====== Текст для чтения

И вот салон Рашели Хин открыт. Что же он собой представлял? Известно, что она принимала гостей по вторникам в своей московской квартире по адресу: Староконюшенный пер., д. 28. “Эти литературные вечера, дни и беседы – такое наслаждение!.. Всем приятно, легко и свободно”, – отметила она в своем дневнике. Интеллектуальную атмосферу ее салона и запечатлел Максимилиан Волошин, к которому наша героиня всегда относилась с дружеской нежностью, хотя и не принимала его “аффектацию”, “ненатуральность”, вычурный тон и манеру говорить, читать стихи, – одним словом, “декадентщину”.
Волнует эхо здесь звучавших слов…
К вам приходил Владимир Соловьев,
И голова библейского пророка
(К ней шел бы крест, верблюжий мех у чресл)

============

**Суть задания:** Воспроизведите приведенный выше отрывок о салоне Рашели Хин целиком и без изменений.

====== Исходные данные

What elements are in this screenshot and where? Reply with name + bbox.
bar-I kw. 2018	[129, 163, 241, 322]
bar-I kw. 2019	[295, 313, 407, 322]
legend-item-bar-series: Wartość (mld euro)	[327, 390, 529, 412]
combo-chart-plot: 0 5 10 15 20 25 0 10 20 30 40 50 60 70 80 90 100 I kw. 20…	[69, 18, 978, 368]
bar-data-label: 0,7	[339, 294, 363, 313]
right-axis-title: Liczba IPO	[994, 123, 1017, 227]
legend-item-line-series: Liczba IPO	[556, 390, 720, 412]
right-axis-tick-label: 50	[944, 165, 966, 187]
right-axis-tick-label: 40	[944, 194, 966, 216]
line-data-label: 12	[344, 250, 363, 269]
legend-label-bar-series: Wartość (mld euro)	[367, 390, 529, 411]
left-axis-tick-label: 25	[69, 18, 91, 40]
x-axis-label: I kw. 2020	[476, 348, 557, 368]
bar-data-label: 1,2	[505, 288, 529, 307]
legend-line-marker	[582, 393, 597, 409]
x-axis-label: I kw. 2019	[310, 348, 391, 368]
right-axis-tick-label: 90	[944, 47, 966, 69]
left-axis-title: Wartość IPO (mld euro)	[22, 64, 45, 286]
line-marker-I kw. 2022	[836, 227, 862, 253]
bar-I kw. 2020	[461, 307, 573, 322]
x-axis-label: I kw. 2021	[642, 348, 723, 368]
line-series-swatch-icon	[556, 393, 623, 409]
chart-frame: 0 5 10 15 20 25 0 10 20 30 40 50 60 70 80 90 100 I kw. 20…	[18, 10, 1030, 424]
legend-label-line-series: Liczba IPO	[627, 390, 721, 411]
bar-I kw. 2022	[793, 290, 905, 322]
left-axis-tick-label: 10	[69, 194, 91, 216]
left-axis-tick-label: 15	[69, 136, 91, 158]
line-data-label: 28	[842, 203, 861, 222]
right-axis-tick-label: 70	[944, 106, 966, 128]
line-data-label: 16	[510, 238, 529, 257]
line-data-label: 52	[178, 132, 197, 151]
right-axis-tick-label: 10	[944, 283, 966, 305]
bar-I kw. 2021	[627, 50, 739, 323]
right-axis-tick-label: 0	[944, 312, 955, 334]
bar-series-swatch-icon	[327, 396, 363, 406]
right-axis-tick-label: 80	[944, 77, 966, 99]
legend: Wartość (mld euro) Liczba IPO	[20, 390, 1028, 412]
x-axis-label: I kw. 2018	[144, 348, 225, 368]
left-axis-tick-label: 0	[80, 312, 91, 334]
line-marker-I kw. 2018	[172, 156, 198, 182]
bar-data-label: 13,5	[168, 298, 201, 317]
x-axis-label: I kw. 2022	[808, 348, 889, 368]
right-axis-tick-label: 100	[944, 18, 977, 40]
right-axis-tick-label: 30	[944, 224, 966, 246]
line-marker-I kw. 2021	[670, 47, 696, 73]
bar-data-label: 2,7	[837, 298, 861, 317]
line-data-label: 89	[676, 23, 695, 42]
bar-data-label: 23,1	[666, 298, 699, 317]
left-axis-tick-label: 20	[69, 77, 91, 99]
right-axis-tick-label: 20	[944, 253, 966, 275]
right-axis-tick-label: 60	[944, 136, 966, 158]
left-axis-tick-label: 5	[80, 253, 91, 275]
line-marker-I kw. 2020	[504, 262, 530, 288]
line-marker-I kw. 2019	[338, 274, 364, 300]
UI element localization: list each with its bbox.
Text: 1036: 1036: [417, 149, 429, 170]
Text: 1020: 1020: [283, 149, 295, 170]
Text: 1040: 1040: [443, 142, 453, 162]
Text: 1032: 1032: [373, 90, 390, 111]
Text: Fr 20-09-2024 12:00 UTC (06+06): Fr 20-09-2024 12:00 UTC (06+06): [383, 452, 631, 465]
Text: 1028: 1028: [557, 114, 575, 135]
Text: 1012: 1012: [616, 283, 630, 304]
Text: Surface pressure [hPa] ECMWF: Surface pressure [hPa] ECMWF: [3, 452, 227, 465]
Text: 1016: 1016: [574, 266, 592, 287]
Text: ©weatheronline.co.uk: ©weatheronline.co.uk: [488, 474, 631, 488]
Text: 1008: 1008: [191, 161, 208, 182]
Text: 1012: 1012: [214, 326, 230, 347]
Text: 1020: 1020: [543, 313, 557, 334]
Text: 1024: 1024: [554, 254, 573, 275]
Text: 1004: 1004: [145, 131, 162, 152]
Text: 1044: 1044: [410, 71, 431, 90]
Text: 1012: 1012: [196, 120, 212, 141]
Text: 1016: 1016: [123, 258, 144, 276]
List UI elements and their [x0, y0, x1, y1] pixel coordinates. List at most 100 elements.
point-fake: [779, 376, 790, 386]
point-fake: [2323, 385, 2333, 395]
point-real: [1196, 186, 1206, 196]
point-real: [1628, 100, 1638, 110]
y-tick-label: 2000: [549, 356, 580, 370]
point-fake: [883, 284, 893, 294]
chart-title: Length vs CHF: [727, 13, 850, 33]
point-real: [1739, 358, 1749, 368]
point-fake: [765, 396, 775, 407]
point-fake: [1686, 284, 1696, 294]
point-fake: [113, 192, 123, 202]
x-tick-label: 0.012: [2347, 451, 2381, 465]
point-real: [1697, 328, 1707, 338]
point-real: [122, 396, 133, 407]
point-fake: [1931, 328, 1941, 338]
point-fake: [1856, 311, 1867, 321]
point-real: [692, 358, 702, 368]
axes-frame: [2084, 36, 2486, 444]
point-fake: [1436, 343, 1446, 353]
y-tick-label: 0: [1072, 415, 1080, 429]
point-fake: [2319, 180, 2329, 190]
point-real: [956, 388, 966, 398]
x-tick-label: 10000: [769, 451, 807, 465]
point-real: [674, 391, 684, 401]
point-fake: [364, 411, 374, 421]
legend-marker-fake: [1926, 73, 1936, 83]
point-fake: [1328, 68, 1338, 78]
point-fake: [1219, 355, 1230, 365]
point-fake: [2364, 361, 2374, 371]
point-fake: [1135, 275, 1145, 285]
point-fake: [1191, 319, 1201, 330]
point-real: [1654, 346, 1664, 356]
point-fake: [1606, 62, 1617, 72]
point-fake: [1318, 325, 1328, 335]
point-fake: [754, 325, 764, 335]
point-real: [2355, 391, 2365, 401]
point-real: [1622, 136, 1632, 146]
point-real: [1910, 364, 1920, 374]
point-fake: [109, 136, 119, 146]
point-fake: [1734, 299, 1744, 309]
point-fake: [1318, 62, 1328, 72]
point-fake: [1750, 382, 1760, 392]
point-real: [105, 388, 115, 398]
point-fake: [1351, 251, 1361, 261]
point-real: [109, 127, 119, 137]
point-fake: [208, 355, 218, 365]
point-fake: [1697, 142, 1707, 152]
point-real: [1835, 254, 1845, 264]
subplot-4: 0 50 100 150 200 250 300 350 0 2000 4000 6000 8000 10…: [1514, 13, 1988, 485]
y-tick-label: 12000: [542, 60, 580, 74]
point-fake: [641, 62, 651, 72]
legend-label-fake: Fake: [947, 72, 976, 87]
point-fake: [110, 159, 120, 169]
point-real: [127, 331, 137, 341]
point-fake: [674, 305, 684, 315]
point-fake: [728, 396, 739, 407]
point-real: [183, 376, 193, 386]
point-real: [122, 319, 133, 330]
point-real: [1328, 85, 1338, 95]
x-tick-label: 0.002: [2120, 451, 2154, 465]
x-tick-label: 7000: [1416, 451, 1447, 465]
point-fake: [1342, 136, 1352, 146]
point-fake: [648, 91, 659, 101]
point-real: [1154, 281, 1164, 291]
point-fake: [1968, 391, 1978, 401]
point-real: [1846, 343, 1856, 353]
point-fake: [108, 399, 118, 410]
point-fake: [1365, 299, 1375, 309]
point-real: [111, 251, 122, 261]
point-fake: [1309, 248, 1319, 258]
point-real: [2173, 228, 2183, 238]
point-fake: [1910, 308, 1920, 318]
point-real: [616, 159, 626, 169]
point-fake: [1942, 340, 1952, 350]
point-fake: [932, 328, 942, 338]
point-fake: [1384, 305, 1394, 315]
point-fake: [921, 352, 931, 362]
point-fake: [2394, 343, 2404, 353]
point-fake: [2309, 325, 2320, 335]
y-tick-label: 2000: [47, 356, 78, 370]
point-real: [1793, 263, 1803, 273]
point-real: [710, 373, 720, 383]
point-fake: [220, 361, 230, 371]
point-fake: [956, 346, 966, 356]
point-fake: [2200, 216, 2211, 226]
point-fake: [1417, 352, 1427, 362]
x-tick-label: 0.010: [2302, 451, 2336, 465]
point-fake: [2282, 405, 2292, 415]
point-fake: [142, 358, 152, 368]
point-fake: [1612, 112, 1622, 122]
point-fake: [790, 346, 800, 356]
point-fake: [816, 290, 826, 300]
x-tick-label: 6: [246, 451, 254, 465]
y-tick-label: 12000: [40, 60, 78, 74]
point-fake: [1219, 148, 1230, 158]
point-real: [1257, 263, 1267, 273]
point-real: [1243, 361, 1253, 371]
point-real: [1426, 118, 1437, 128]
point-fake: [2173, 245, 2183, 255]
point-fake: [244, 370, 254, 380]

============

**Итог упражнения:**
И вот салон Рашели Хин открыт. Что же он собой представлял? Известно, что она принимала гостей по вторникам в своей московской квартире по адресу: Староконюшенный пер., д. 28. “Эти литературные вечера, дни и беседы – такое наслаждение!.. Всем приятно, легко и свободно”, – отметила она в своем дневнике. Интеллектуальную атмосферу ее салона и запечатлел Максимилиан Волошин, к которому наша героиня всегда относилась с дружеской нежностью, хотя и не принимала его “аффектацию”, “ненатуральность”, вычурный тон и манеру говорить, читать стихи, – одним словом, “декадентщину”.
Волнует эхо здесь звучавших слов…
К вам приходил Владимир Соловьев,
И голова библейского пророка
(К ней шел бы крест, верблюжий мех у чресл)